▸ **What you will do**
Across the entries below, how many lines contain the word "name"? Give the number alone.

========

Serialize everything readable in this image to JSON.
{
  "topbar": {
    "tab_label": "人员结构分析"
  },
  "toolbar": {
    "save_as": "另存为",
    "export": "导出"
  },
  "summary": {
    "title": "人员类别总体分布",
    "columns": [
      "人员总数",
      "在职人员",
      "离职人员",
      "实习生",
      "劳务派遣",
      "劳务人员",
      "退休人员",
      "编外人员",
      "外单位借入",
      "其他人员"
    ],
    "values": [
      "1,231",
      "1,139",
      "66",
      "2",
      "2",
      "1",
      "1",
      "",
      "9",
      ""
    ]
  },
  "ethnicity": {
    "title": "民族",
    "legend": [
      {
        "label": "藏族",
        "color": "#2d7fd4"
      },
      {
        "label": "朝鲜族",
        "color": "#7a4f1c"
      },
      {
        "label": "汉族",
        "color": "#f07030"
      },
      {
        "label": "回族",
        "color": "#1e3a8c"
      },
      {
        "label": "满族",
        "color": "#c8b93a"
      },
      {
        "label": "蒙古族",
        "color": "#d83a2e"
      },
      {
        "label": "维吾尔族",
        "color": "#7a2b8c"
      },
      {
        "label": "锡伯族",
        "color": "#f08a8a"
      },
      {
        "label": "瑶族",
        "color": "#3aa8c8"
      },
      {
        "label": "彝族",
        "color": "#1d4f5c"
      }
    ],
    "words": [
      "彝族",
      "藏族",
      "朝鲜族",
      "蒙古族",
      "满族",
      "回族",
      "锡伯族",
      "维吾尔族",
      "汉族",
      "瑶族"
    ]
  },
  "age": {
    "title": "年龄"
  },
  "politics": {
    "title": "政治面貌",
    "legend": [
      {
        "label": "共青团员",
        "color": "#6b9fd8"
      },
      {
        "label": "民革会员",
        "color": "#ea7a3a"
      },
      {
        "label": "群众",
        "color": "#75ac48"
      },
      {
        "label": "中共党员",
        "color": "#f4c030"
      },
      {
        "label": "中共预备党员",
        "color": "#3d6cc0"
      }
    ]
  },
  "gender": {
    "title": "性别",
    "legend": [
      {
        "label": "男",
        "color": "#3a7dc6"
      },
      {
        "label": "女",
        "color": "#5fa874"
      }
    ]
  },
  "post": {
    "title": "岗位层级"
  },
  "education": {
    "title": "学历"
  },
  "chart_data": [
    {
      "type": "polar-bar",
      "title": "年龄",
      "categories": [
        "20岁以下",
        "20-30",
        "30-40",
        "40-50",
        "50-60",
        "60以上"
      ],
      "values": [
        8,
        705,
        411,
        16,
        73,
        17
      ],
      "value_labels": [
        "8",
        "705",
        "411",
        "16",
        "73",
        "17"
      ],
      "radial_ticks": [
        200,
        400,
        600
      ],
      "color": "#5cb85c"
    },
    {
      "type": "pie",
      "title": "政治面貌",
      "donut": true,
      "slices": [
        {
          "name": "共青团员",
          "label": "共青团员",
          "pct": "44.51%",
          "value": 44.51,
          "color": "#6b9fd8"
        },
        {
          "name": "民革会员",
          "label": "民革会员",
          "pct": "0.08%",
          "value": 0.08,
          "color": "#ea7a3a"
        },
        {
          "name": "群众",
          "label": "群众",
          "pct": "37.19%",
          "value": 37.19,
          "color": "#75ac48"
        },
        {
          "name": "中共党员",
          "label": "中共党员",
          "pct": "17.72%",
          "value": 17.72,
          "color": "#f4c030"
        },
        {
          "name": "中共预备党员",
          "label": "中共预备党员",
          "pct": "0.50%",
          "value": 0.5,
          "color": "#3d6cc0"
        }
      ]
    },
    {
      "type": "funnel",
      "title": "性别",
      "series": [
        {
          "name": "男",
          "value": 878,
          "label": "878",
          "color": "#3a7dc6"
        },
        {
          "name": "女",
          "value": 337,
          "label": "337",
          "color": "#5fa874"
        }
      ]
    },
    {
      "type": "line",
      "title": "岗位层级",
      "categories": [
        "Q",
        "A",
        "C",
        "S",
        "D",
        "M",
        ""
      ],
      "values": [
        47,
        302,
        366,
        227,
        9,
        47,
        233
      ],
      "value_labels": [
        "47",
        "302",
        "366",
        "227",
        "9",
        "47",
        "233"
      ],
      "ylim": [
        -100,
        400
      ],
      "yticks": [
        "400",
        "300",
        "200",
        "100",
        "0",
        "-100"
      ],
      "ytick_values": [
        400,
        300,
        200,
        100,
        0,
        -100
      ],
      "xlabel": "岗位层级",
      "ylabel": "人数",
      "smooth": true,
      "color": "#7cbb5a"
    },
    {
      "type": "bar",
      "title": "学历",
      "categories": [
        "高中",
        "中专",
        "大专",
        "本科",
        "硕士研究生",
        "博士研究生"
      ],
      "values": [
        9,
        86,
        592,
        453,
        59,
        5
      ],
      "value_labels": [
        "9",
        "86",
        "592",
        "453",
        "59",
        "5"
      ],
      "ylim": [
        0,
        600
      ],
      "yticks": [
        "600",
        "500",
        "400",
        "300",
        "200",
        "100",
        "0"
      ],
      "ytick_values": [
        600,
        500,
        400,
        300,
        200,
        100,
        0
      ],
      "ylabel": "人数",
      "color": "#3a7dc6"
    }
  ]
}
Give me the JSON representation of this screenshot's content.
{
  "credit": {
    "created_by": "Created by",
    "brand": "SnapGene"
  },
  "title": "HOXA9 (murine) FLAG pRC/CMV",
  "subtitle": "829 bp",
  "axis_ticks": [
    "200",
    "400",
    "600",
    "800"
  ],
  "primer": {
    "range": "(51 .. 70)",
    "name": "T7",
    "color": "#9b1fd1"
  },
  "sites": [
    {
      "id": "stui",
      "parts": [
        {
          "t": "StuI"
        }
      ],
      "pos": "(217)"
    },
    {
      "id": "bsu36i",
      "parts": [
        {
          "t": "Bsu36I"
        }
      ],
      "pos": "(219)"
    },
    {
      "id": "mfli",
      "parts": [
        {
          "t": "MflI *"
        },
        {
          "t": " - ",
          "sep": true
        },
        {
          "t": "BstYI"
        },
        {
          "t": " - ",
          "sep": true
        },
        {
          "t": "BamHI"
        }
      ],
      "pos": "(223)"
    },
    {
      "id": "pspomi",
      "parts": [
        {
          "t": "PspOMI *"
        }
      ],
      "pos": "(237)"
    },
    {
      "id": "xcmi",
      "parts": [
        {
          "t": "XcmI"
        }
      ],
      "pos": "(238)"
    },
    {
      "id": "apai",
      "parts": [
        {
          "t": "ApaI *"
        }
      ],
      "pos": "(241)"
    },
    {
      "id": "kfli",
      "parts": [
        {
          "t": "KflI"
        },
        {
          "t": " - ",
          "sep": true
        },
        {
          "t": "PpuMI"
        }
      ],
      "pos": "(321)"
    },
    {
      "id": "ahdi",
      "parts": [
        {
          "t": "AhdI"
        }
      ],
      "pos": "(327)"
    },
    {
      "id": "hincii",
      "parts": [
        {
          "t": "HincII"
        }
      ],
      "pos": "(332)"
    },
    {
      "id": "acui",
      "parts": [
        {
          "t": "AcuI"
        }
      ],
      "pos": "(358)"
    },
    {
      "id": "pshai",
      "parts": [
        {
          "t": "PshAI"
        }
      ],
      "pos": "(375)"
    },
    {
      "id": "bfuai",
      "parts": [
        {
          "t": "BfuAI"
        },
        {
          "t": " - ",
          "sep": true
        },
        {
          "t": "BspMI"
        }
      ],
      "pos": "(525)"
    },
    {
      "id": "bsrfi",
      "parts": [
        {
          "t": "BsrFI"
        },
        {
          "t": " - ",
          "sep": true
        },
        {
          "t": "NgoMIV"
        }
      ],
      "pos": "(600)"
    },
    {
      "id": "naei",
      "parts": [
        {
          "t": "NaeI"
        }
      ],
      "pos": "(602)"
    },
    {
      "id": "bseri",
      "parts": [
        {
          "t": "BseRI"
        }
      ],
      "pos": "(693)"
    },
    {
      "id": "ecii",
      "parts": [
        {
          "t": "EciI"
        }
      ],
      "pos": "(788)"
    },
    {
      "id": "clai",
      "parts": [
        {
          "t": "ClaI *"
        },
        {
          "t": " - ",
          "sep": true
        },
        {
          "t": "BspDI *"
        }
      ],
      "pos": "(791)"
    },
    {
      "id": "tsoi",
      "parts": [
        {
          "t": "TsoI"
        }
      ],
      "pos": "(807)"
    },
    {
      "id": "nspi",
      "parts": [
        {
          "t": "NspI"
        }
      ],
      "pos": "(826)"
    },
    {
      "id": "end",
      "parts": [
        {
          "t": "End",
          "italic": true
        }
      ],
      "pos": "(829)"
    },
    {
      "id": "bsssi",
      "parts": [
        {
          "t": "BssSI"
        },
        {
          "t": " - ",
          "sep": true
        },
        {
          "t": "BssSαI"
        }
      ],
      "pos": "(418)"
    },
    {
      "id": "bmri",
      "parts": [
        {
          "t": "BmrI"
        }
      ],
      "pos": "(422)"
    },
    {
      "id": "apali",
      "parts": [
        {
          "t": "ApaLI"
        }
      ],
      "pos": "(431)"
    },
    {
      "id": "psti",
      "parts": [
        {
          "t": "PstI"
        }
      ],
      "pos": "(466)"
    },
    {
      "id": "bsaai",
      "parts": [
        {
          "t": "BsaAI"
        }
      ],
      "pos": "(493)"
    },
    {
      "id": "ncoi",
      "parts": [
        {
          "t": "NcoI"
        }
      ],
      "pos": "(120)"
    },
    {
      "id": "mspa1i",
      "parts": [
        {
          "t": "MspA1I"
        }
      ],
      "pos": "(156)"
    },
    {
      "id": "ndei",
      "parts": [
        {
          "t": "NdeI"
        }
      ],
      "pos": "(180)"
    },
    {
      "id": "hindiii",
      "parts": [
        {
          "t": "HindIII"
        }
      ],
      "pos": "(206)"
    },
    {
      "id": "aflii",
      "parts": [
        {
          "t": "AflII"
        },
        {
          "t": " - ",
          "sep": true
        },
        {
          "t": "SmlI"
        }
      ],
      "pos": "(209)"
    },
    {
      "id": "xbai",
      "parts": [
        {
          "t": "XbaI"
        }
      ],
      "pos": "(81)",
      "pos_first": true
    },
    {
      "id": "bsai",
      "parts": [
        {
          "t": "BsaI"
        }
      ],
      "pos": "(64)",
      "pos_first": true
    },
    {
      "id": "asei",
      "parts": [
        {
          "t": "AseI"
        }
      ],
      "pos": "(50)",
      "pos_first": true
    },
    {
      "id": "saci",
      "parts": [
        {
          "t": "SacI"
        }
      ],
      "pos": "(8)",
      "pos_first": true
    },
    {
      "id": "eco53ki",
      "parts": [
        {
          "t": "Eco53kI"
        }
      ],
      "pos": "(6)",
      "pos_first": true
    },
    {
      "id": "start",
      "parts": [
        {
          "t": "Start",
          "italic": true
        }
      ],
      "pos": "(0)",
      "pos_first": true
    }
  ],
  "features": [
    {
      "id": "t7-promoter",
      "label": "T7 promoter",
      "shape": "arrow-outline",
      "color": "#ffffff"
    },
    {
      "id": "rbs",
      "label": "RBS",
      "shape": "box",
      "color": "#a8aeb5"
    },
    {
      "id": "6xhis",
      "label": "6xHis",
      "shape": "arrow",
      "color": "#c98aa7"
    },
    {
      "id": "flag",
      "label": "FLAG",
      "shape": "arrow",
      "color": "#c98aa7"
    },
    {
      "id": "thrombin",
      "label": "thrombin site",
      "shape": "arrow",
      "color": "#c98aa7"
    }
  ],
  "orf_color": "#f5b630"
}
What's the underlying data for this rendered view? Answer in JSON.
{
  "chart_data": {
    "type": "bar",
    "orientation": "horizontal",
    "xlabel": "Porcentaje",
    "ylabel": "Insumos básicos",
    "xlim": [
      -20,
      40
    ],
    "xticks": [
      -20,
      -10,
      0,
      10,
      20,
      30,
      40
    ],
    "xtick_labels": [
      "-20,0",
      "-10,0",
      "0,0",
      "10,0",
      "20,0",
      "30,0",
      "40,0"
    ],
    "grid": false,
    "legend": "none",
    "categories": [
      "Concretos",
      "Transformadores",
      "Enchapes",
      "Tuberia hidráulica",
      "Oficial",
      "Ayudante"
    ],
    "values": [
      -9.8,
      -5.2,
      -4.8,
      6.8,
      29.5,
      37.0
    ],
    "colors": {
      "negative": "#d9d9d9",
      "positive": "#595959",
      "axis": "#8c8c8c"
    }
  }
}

========

▸ **Task result**
8